**WORK REQUEST A:**
In the text on automated diagnosis of disc degeneration below, how many nodes does each layer of the two-layer stacked auto-encoder have?
**WORK REQUEST B:**
Translate into Spanish this sentence from the text on automated diagnosis of disc degeneration below: "The system is validated on a real dataset of 102 subjects."

The number of features f learned from the MR image patches is 30. Six-fold-cross-validation is used for SVR training. The parameters of the Eq. 3 are learned from the training set and the weighting parameter \(\lambda \) is selected as 0.5 empirically. Some of the visual labeling results of our system is shown in Fig. 4. In order to evaluate the performance of the labeling system with unsupervised feature learning, the Euclidean distances between the disc center point detected by our system and the ground truth are calculated. Figure 5 shows the boxplot of the Euclidean distances in mm.

Fig. 4.
figure 4

Labeling results of the lumbar MR images selected from the database. Green rectangles are the ground truth center points and the red rectangles are the disc centers determined by our system. The MR images are cropped for better visualization (Color figure online)

Fig. 5.
figure 5

Boxplot of the Euclidean distances of the disc centers determined by our system to the ground truth centers

For automated DDD diagnosis, a similar validation method is followed. Since the disc labels d determined for an image I and their enclosing windows \(\psi \) are determined in the labeling step, they are employed as the image patches for training and testing. Leave-one-out approach is used for training. Instead of using the whole window \(\psi \), we use the half right side of the window \(\psi \) since the DDD including disc bulging and herniation occur at the right side. A two-layer stacked auto-encoder (70 nodes in the first layer, 40 nodes in the second layer) is employed for learning the features. The half right side of the labeled disc images are resized to \(15\times 15\) pixels in size and they are the input of the auto-encoder after vectorization. After determining the features, each disc image is convolved with the features and the final feature vector for the final classification with binary SVM is created. The classification accuracy of the proposed system is 92 %.

In order to compare the unsupervised learned features with the hand-crafted features, popular feature types used in [1, 9] are also implemented. The training is performed with six-fold-cross correlation and classification is performed via SVM. The number of features extracted and their accuracy, sensitivity, and specificity are reported in Table 1. The numerical results show that unsupervised learned features outperform hand-crafted features. The highest accuracy of the hand-crafted features 89.54 % for the intensity difference feature that calculates the numerical values (mean, standard deviation, etc.) of the intensities difference between T1-weighted and T2-weighted images. The accuracy of the unsupervised feature learning is higher than other hand-crafted features. In addition, the sensitivity and the specificity rates of the proposed system are higher than other state-of-the-art methods.

Table 1. The accuracy, specificity, and sensitivity of the hand-crafted feature extraction methods and our method

The experiments performed show that the DDD can be automatically diagnosed with a high accuracy with a few filters learned by auto-encoders. The unsupervised filters outperform other popular hand-crafted features even their number is lower than the hand-crafted features. In addition, the proposed system does not require a deep network structure including many hidden layers. The disc filters are efficiently learned with a two-layer auto-encoder with small training data.

4 Conclusions

In this paper, we present a novel method for CAD of the DDD with auto-encoders. The proposed architecture involves stacked auto-encoders and non-linear filters together for locating the intervertebral discs and diagnosis. The auto-encoders learns the image features effectively while the non-linear filters eliminates the irrelevant information. The system is validated on a real dataset of 102 subjects. The results showed that unsupervised learning of features yields a better representation and the features could be extracted with minimal user intervention. The comparison with popular hand-crafted features show that the results are comparable with the state of the art.

**RECORD EXTRACTS:**
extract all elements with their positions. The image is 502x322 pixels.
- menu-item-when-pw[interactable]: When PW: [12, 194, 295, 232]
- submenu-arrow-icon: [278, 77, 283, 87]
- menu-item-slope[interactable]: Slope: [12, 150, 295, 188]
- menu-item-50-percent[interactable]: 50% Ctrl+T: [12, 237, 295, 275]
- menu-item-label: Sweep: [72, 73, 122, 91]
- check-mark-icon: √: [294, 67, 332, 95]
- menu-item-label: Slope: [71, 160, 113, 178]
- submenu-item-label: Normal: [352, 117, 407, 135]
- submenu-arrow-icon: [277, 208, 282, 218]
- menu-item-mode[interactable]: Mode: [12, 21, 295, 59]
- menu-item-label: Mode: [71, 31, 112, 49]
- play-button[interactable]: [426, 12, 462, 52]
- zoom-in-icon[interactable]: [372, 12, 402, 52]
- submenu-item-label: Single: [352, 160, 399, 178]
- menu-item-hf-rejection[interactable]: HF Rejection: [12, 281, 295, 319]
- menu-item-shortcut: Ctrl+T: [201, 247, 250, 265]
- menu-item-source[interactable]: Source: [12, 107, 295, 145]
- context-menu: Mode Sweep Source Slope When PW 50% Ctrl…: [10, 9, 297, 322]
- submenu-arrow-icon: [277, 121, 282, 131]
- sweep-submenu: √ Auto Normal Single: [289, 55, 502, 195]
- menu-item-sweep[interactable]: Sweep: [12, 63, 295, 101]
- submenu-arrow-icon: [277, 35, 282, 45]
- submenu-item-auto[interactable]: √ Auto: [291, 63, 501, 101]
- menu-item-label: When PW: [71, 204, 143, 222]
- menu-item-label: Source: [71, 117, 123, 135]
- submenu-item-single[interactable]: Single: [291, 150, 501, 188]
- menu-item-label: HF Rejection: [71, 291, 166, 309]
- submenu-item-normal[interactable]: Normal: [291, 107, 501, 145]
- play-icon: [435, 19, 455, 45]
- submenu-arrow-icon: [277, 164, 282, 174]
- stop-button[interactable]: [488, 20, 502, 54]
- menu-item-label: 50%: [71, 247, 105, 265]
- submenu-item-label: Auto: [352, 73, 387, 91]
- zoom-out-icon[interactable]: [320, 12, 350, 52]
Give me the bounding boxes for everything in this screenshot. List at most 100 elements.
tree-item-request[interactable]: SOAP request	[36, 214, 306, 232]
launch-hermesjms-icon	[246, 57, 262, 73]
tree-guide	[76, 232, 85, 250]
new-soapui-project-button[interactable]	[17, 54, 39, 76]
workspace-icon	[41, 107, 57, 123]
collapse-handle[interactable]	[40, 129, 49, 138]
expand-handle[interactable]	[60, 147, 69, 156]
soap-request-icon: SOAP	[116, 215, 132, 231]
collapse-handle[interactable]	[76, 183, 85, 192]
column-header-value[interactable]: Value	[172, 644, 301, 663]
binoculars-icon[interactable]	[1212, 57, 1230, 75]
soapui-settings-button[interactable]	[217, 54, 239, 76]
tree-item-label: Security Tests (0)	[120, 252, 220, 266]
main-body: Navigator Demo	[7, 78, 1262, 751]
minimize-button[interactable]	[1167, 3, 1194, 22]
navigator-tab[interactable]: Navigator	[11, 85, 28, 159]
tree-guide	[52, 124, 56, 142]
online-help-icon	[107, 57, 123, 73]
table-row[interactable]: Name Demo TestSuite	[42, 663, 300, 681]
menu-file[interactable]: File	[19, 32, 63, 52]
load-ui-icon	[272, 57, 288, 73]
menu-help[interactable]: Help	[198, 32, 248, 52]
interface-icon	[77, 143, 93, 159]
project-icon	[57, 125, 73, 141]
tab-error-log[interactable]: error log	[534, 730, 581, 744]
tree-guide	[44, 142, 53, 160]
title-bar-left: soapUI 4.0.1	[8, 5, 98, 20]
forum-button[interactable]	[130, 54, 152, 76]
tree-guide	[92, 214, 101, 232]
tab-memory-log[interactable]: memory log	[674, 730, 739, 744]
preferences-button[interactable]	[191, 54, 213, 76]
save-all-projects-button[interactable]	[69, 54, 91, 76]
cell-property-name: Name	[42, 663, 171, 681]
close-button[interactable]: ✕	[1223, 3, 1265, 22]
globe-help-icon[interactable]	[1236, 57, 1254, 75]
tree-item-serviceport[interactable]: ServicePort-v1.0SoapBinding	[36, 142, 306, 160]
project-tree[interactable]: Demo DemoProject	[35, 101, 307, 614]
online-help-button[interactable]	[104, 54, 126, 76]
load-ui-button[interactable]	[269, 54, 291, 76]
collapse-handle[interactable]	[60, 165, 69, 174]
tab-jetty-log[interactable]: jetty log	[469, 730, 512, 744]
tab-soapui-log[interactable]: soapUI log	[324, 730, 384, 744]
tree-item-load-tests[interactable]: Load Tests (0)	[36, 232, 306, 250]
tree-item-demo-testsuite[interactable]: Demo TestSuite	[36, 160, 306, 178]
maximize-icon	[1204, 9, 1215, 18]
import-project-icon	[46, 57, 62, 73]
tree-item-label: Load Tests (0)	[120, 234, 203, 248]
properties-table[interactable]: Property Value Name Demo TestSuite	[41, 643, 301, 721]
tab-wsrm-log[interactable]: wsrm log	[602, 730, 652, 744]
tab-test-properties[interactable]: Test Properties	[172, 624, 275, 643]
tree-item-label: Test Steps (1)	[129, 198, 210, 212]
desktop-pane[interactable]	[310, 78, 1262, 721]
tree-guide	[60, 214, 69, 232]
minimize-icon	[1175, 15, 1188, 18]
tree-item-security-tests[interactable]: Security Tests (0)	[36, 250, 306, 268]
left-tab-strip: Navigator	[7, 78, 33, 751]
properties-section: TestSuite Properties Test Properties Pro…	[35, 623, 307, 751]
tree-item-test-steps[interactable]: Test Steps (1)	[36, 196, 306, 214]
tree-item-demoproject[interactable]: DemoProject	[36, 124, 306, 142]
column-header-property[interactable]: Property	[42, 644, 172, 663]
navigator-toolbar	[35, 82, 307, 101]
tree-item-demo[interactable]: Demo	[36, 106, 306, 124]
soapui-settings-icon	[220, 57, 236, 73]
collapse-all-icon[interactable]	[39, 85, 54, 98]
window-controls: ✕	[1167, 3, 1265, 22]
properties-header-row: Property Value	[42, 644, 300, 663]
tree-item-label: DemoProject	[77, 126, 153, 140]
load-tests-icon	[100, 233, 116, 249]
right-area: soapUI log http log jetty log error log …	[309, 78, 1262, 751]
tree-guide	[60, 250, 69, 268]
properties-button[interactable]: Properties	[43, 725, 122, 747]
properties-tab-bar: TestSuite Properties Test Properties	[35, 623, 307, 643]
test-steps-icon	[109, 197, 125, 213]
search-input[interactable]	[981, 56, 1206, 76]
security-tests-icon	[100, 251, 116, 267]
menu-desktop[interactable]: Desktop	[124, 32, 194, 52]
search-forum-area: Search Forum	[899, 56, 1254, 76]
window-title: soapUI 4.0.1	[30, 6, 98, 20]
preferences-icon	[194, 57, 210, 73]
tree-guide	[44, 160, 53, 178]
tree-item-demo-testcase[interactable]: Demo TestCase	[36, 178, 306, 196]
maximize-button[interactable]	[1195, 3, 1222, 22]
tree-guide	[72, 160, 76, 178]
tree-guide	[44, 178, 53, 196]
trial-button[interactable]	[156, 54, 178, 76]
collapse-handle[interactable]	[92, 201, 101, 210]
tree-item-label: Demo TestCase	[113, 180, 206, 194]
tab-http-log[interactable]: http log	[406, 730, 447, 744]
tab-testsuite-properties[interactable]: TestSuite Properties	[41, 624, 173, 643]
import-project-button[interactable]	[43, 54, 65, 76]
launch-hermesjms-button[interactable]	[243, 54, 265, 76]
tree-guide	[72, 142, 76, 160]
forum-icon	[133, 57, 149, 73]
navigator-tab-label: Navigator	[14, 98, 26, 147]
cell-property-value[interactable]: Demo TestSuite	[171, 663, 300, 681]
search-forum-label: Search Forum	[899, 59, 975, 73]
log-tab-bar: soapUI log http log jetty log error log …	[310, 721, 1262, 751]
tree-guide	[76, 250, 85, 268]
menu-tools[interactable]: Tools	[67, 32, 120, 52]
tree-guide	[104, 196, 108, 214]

**OUTPUT A:**
70 nodes in the first layer and 40 nodes in the second layer.

**OUTPUT B:**
El sistema se valida con un conjunto de datos real de 102 sujetos.